Which lines in the records below contain the word "bitcoin"? Copy each of them.

Records for the exercise:
* Start *

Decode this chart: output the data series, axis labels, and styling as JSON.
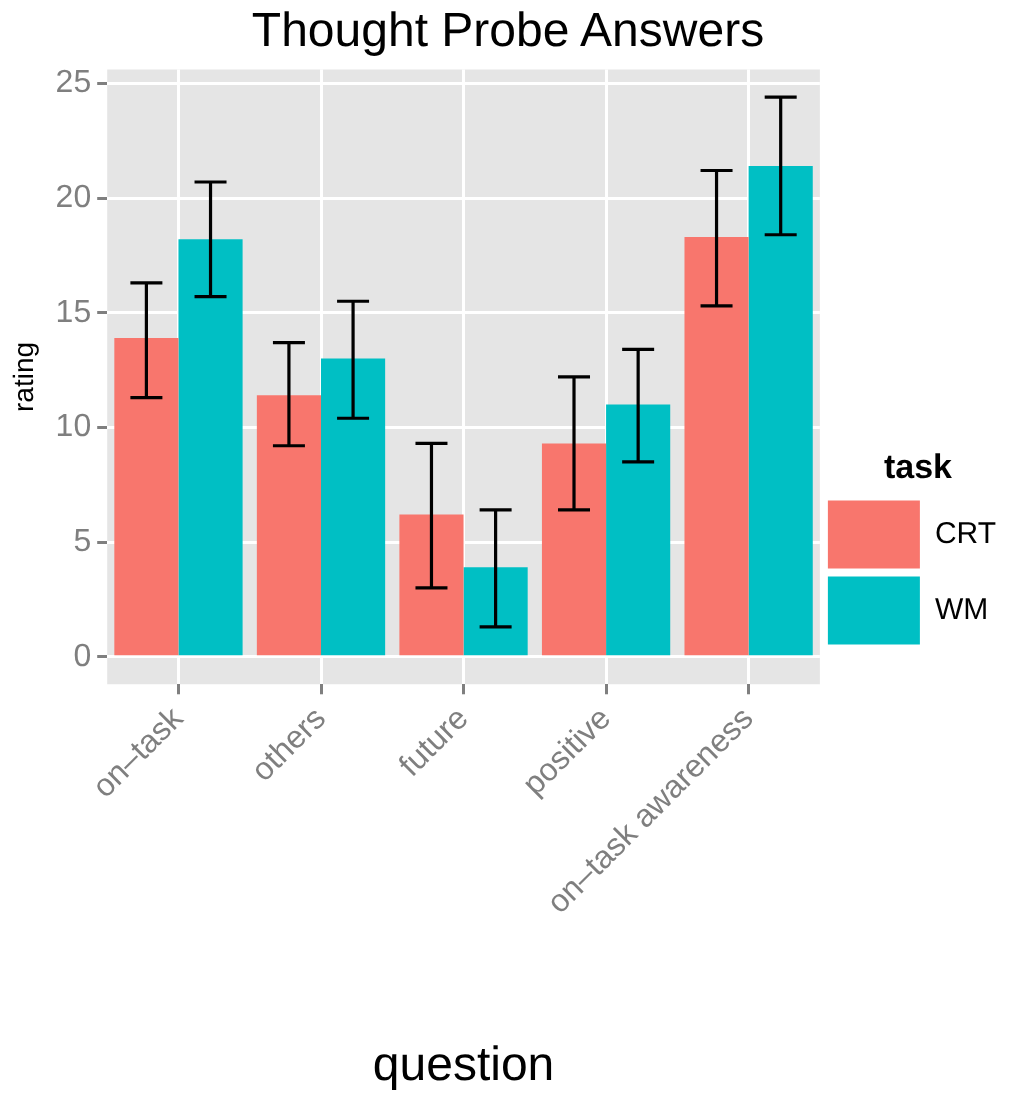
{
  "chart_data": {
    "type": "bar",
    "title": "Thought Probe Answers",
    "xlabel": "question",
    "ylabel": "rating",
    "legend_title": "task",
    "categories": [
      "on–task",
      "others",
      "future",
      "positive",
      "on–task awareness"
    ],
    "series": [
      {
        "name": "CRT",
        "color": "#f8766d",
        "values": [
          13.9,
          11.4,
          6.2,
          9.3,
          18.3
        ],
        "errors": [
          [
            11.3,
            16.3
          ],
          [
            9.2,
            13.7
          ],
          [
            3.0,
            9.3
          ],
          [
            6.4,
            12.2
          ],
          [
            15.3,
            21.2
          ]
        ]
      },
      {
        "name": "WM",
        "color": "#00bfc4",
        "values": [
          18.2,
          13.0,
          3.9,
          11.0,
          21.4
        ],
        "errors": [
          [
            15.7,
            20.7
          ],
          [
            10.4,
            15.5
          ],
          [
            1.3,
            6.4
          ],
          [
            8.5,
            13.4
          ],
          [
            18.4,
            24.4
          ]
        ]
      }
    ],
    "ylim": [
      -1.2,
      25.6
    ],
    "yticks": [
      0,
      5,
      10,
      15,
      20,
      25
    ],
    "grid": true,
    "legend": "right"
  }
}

* End *
* Start *

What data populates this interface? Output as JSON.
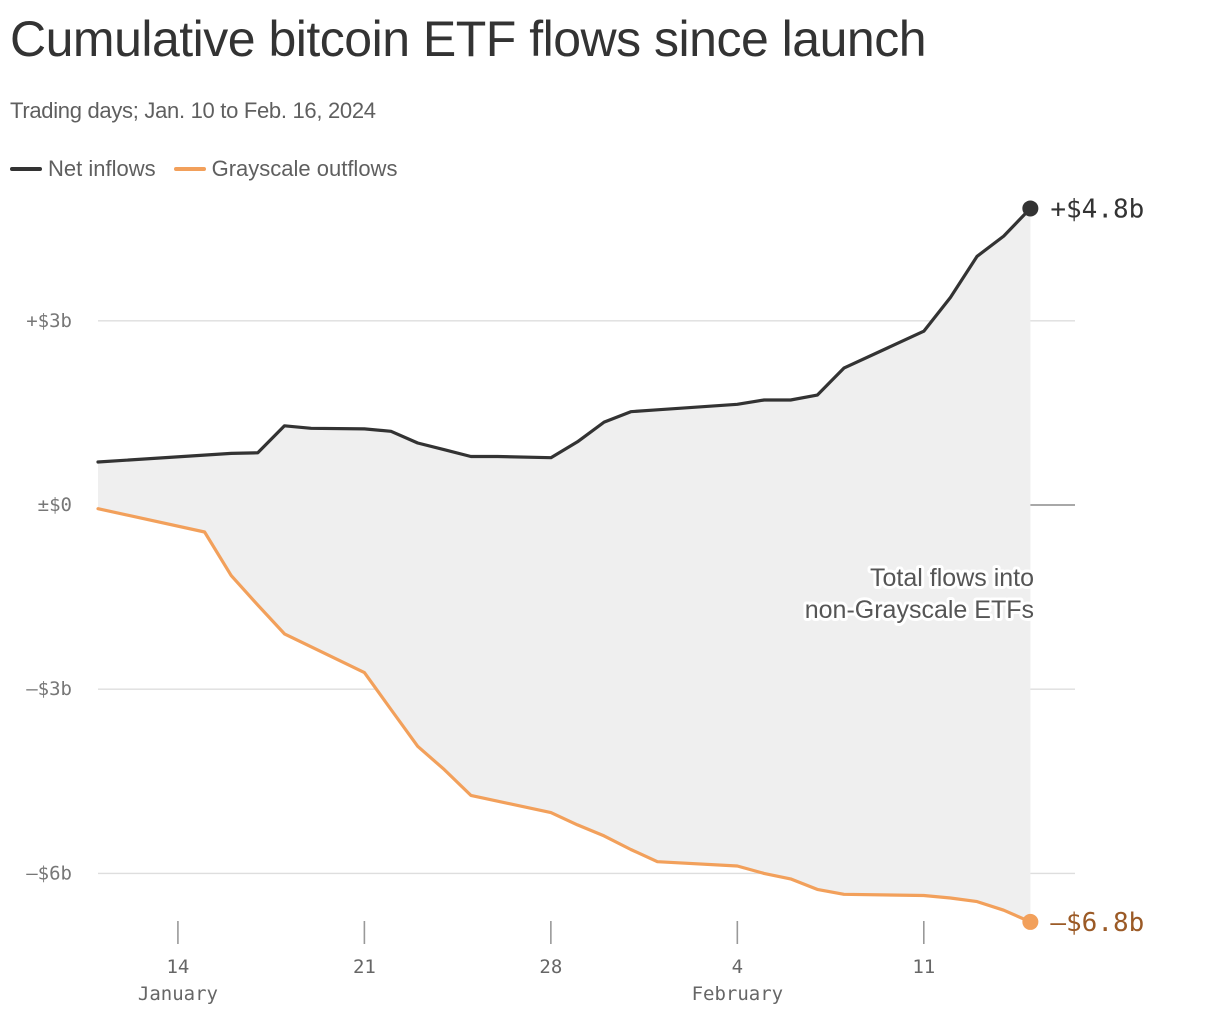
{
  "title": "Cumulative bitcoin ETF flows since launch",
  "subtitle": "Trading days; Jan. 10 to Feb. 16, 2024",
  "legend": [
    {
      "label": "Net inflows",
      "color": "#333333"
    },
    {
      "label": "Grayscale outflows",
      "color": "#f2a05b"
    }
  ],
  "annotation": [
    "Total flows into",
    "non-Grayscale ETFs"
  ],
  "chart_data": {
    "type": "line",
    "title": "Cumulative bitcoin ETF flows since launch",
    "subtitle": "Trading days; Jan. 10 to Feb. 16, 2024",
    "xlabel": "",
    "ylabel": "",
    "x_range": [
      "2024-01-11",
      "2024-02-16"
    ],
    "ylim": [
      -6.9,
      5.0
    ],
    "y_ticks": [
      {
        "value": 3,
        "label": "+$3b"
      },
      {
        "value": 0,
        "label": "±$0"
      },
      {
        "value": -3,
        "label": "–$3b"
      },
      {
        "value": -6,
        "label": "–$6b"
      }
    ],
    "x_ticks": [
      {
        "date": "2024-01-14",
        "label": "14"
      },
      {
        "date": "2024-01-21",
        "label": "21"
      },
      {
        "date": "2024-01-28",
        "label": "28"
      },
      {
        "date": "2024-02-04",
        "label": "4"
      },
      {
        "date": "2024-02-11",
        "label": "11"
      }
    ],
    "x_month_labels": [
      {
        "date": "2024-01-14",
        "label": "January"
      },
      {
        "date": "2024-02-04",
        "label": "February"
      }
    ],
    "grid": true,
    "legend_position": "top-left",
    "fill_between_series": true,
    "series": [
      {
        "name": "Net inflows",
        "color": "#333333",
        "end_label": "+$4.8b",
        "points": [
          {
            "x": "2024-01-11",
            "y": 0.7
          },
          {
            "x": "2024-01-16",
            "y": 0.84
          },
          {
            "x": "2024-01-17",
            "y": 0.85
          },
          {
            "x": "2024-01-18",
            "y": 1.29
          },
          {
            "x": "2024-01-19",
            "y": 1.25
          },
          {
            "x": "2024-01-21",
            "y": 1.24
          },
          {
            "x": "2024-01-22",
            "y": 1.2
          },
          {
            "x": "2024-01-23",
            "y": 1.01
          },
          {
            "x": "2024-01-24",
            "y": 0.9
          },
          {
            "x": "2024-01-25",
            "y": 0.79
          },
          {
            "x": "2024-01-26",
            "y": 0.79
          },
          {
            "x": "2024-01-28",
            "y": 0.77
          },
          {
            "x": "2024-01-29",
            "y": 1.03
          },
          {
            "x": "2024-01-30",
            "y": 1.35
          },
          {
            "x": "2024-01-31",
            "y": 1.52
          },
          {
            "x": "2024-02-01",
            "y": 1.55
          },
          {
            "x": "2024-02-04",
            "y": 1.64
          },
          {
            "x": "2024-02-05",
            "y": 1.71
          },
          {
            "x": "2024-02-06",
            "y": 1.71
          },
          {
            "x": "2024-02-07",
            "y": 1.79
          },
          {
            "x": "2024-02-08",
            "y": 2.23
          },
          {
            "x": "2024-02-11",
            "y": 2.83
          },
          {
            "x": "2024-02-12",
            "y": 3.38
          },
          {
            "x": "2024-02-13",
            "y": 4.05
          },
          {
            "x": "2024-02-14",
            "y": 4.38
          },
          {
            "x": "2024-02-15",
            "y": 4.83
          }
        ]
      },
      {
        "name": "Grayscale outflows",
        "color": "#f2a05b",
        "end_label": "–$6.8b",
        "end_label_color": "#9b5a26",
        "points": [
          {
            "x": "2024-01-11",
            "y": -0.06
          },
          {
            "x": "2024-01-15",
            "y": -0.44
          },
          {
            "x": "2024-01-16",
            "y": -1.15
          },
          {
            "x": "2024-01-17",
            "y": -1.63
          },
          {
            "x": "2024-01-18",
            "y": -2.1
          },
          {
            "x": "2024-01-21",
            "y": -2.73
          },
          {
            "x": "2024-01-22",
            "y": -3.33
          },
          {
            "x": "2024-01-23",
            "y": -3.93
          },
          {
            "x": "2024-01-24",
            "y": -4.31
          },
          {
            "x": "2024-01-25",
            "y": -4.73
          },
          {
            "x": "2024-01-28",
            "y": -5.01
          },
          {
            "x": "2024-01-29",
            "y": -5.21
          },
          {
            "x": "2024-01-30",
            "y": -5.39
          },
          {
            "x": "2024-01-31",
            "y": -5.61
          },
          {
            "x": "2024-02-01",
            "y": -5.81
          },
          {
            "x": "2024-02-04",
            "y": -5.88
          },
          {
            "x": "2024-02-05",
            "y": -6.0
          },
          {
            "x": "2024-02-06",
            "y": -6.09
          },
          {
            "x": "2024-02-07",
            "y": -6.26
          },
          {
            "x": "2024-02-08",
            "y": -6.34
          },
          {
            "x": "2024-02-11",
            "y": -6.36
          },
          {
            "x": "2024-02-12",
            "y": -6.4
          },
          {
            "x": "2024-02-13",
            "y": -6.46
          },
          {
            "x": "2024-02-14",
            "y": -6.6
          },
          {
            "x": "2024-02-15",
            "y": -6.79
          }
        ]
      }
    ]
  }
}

* End *

Task output:
  "title": "Cumulative bitcoin ETF flows since launch",
    "title": "Cumulative bitcoin ETF flows since launch",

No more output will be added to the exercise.